-- Begin Stored records --

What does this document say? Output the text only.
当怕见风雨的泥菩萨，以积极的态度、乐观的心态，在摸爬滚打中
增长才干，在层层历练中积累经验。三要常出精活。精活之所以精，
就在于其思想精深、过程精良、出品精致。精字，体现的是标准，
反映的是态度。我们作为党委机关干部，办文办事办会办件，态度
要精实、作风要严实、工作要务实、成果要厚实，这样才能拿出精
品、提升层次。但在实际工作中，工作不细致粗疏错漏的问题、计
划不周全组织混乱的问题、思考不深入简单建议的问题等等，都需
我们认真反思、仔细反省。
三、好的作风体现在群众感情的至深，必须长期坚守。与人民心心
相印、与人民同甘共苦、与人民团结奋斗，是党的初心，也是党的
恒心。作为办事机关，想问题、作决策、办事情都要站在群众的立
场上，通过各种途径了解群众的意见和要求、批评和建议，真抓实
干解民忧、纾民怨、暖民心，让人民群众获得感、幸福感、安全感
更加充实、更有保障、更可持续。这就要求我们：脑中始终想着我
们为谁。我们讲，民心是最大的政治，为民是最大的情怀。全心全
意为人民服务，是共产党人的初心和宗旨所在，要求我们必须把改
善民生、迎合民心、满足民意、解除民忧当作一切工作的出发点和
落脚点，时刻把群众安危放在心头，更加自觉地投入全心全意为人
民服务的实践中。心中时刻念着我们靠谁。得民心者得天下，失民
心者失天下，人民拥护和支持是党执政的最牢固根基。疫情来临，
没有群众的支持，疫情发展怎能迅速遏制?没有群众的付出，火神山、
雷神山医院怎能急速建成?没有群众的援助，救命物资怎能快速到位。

-- End Stored records --

**Set task**
Each line above is to be repeated exactly.

**Complete response**
What does this document say? Output the text only.
当怕见风雨的泥菩萨，以积极的态度、乐观的心态，在摸爬滚打中
增长才干，在层层历练中积累经验。三要常出精活。精活之所以精，
就在于其思想精深、过程精良、出品精致。精字，体现的是标准，
反映的是态度。我们作为党委机关干部，办文办事办会办件，态度
要精实、作风要严实、工作要务实、成果要厚实，这样才能拿出精
品、提升层次。但在实际工作中，工作不细致粗疏错漏的问题、计
划不周全组织混乱的问题、思考不深入简单建议的问题等等，都需
我们认真反思、仔细反省。
三、好的作风体现在群众感情的至深，必须长期坚守。与人民心心
相印、与人民同甘共苦、与人民团结奋斗，是党的初心，也是党的
恒心。作为办事机关，想问题、作决策、办事情都要站在群众的立
场上，通过各种途径了解群众的意见和要求、批评和建议，真抓实
干解民忧、纾民怨、暖民心，让人民群众获得感、幸福感、安全感
更加充实、更有保障、更可持续。这就要求我们：脑中始终想着我
们为谁。我们讲，民心是最大的政治，为民是最大的情怀。全心全
意为人民服务，是共产党人的初心和宗旨所在，要求我们必须把改
善民生、迎合民心、满足民意、解除民忧当作一切工作的出发点和
落脚点，时刻把群众安危放在心头，更加自觉地投入全心全意为人
民服务的实践中。心中时刻念着我们靠谁。得民心者得天下，失民
心者失天下，人民拥护和支持是党执政的最牢固根基。疫情来临，
没有群众的支持，疫情发展怎能迅速遏制?没有群众的付出，火神山、
雷神山医院怎能急速建成?没有群众的援助，救命物资怎能快速到位。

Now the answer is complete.